Description of the task:
Among the lines below, list those containing the string "Features".

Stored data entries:
⟨
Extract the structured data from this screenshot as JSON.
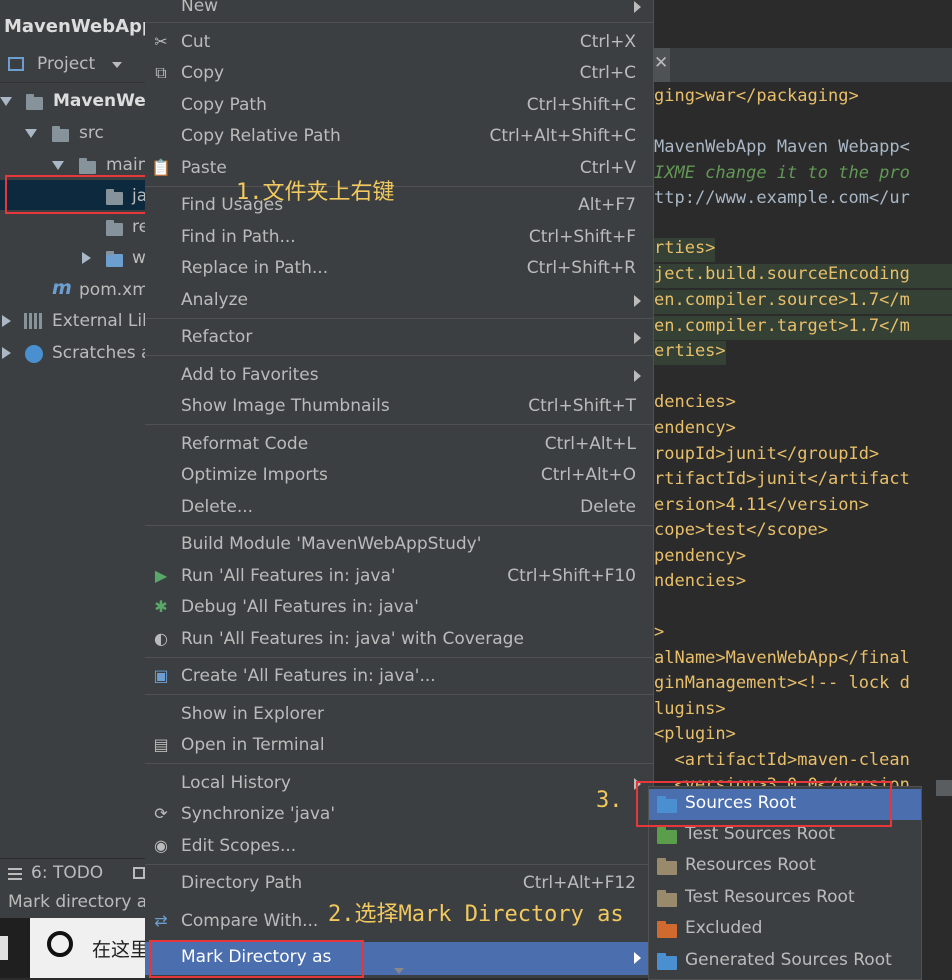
{
  "project_panel": {
    "window_title": "MavenWebApp",
    "tab_label": "Project",
    "tree": [
      {
        "label": "MavenWe",
        "icon": "module-folder-icon"
      },
      {
        "label": "src",
        "icon": "folder-icon"
      },
      {
        "label": "main",
        "icon": "folder-icon"
      },
      {
        "label": "ja",
        "icon": "folder-icon"
      },
      {
        "label": "re",
        "icon": "folder-icon"
      },
      {
        "label": "w",
        "icon": "folder-icon"
      },
      {
        "label": "pom.xml",
        "icon": "maven-icon"
      },
      {
        "label": "External Lib",
        "icon": "library-icon"
      },
      {
        "label": "Scratches a",
        "icon": "scratches-icon"
      }
    ],
    "todo_label": "6: TODO",
    "status_text": "Mark directory a",
    "taskbar_search": "在这里"
  },
  "editor": {
    "lines": [
      "ging>war</packaging>",
      "",
      "MavenWebApp Maven Webapp<",
      "IXME change it to the pro",
      "ttp://www.example.com</ur",
      "",
      "rties>",
      "ject.build.sourceEncoding",
      "en.compiler.source>1.7</m",
      "en.compiler.target>1.7</m",
      "erties>",
      "",
      "dencies>",
      "endency>",
      "roupId>junit</groupId>",
      "rtifactId>junit</artifact",
      "ersion>4.11</version>",
      "cope>test</scope>",
      "pendency>",
      "ndencies>",
      "",
      ">",
      "alName>MavenWebApp</final",
      "ginManagement><!-- lock d",
      "lugins>",
      "<plugin>",
      "  <artifactId>maven-clean",
      "  <version>3.0.0</version"
    ]
  },
  "context_menu": {
    "items": [
      {
        "label": "New",
        "shortcut": "",
        "submenu": true,
        "icon": ""
      },
      {
        "label": "Cut",
        "shortcut": "Ctrl+X",
        "icon": "scissors-icon"
      },
      {
        "label": "Copy",
        "shortcut": "Ctrl+C",
        "icon": "copy-icon"
      },
      {
        "label": "Copy Path",
        "shortcut": "Ctrl+Shift+C"
      },
      {
        "label": "Copy Relative Path",
        "shortcut": "Ctrl+Alt+Shift+C"
      },
      {
        "label": "Paste",
        "shortcut": "Ctrl+V",
        "icon": "clipboard-icon"
      },
      {
        "label": "Find Usages",
        "shortcut": "Alt+F7"
      },
      {
        "label": "Find in Path...",
        "shortcut": "Ctrl+Shift+F"
      },
      {
        "label": "Replace in Path...",
        "shortcut": "Ctrl+Shift+R"
      },
      {
        "label": "Analyze",
        "shortcut": "",
        "submenu": true
      },
      {
        "label": "Refactor",
        "shortcut": "",
        "submenu": true
      },
      {
        "label": "Add to Favorites",
        "shortcut": "",
        "submenu": true
      },
      {
        "label": "Show Image Thumbnails",
        "shortcut": "Ctrl+Shift+T"
      },
      {
        "label": "Reformat Code",
        "shortcut": "Ctrl+Alt+L"
      },
      {
        "label": "Optimize Imports",
        "shortcut": "Ctrl+Alt+O"
      },
      {
        "label": "Delete...",
        "shortcut": "Delete"
      },
      {
        "label": "Build Module 'MavenWebAppStudy'",
        "shortcut": ""
      },
      {
        "label": "Run 'All Features in: java'",
        "shortcut": "Ctrl+Shift+F10",
        "icon": "run-icon"
      },
      {
        "label": "Debug 'All Features in: java'",
        "shortcut": "",
        "icon": "debug-icon"
      },
      {
        "label": "Run 'All Features in: java' with Coverage",
        "shortcut": "",
        "icon": "coverage-icon"
      },
      {
        "label": "Create 'All Features in: java'...",
        "shortcut": "",
        "icon": "create-config-icon"
      },
      {
        "label": "Show in Explorer",
        "shortcut": ""
      },
      {
        "label": "Open in Terminal",
        "shortcut": "",
        "icon": "terminal-icon"
      },
      {
        "label": "Local History",
        "shortcut": "",
        "submenu": true
      },
      {
        "label": "Synchronize 'java'",
        "shortcut": "",
        "icon": "sync-icon"
      },
      {
        "label": "Edit Scopes...",
        "shortcut": "",
        "icon": "scope-icon"
      },
      {
        "label": "Directory Path",
        "shortcut": "Ctrl+Alt+F12"
      },
      {
        "label": "Compare With...",
        "shortcut": "",
        "icon": "compare-icon"
      },
      {
        "label": "Mark Directory as",
        "shortcut": "",
        "submenu": true
      }
    ]
  },
  "submenu": {
    "items": [
      {
        "label": "Sources Root",
        "color": "#4a8fcf"
      },
      {
        "label": "Test Sources Root",
        "color": "#5a9e4b"
      },
      {
        "label": "Resources Root",
        "color": "#9a8a6c"
      },
      {
        "label": "Test Resources Root",
        "color": "#9a8a6c"
      },
      {
        "label": "Excluded",
        "color": "#d06a2e"
      },
      {
        "label": "Generated Sources Root",
        "color": "#4a8fcf"
      }
    ]
  },
  "annotations": {
    "step1": "1.文件夹上右键",
    "step2": "2.选择Mark Directory as",
    "step3": "3."
  },
  "colors": {
    "highlight": "#4b6eaf",
    "annotation": "#f2c95f",
    "red_box": "#e8373b"
  }
}
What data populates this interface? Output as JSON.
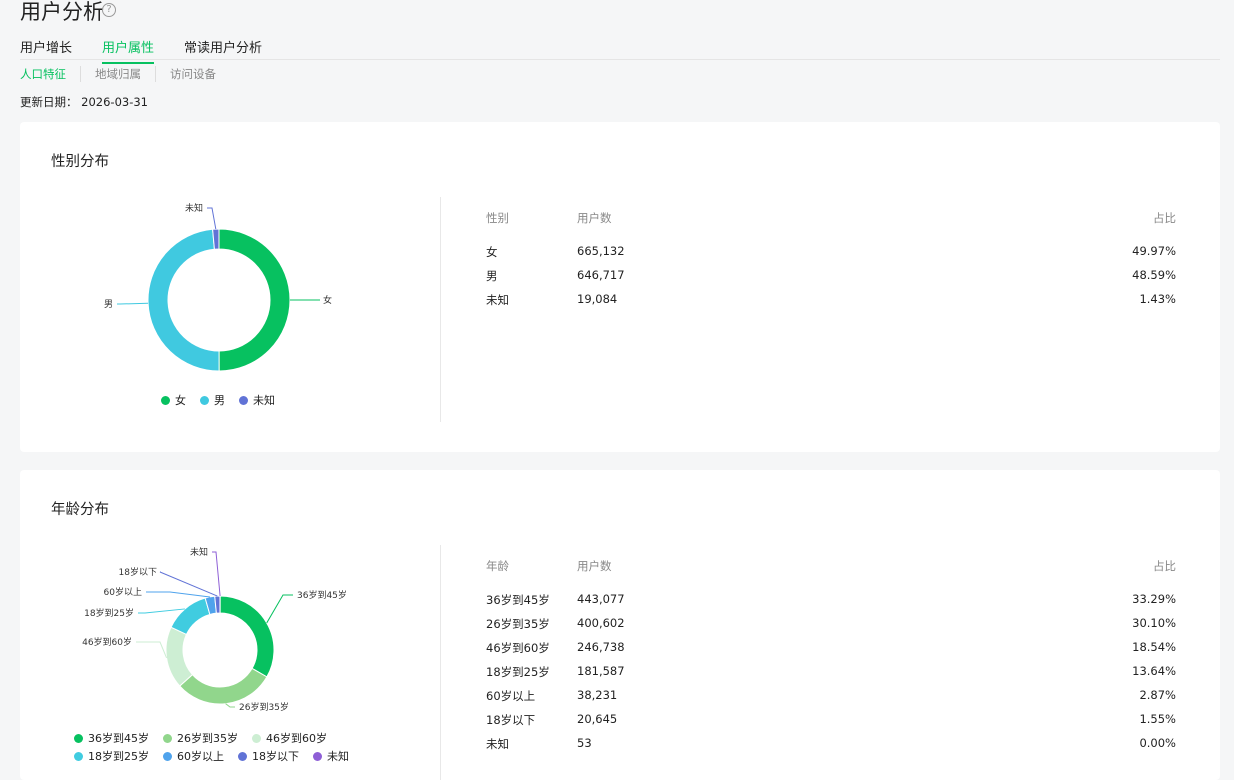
{
  "header": {
    "title": "用户分析",
    "help_icon": "?"
  },
  "tabs": [
    {
      "label": "用户增长"
    },
    {
      "label": "用户属性",
      "active": true
    },
    {
      "label": "常读用户分析"
    }
  ],
  "subtabs": [
    {
      "label": "人口特征",
      "active": true
    },
    {
      "label": "地域归属"
    },
    {
      "label": "访问设备"
    }
  ],
  "update": {
    "label": "更新日期：",
    "value": "2026-03-31"
  },
  "gender": {
    "title": "性别分布",
    "headers": [
      "性别",
      "用户数",
      "占比"
    ],
    "rows": [
      {
        "name": "女",
        "count": "665,132",
        "pct": "49.97%",
        "value": 665132,
        "color": "#07c160"
      },
      {
        "name": "男",
        "count": "646,717",
        "pct": "48.59%",
        "value": 646717,
        "color": "#40c9e0"
      },
      {
        "name": "未知",
        "count": "19,084",
        "pct": "1.43%",
        "value": 19084,
        "color": "#6173d6"
      }
    ]
  },
  "age": {
    "title": "年龄分布",
    "headers": [
      "年龄",
      "用户数",
      "占比"
    ],
    "rows": [
      {
        "name": "36岁到45岁",
        "count": "443,077",
        "pct": "33.29%",
        "value": 443077,
        "color": "#07c160"
      },
      {
        "name": "26岁到35岁",
        "count": "400,602",
        "pct": "30.10%",
        "value": 400602,
        "color": "#91d68c"
      },
      {
        "name": "46岁到60岁",
        "count": "246,738",
        "pct": "18.54%",
        "value": 246738,
        "color": "#cdeed3"
      },
      {
        "name": "18岁到25岁",
        "count": "181,587",
        "pct": "13.64%",
        "value": 181587,
        "color": "#40cce0"
      },
      {
        "name": "60岁以上",
        "count": "38,231",
        "pct": "2.87%",
        "value": 38231,
        "color": "#4fa3ec"
      },
      {
        "name": "18岁以下",
        "count": "20,645",
        "pct": "1.55%",
        "value": 20645,
        "color": "#6173d6"
      },
      {
        "name": "未知",
        "count": "53",
        "pct": "0.00%",
        "value": 53,
        "color": "#8e5fd6"
      }
    ]
  }
}
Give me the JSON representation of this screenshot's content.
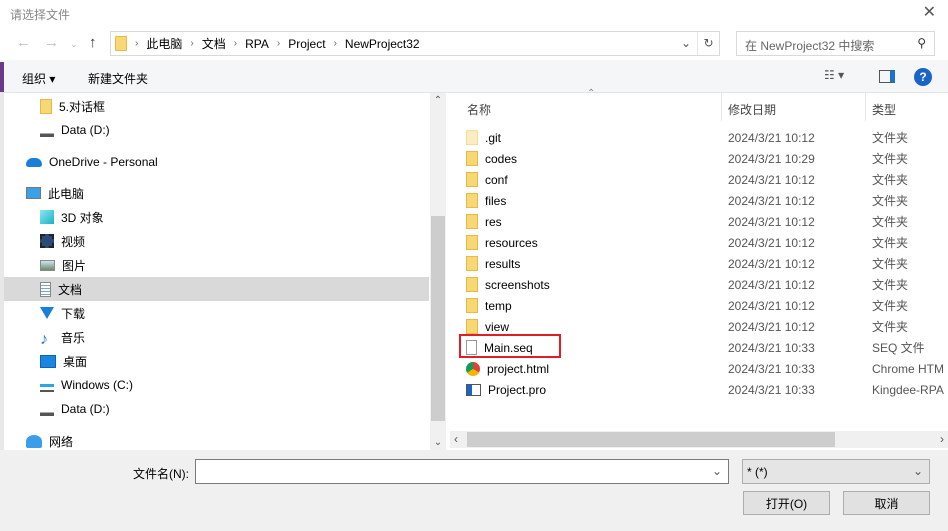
⟩
Answer to the exercise:
        "label": "Run 'All Features in: java'",
        "label": "Debug 'All Features in: java'",
        "label": "Run 'All Features in: java' with Coverage",
        "label": "Create 'All Features in: java'...",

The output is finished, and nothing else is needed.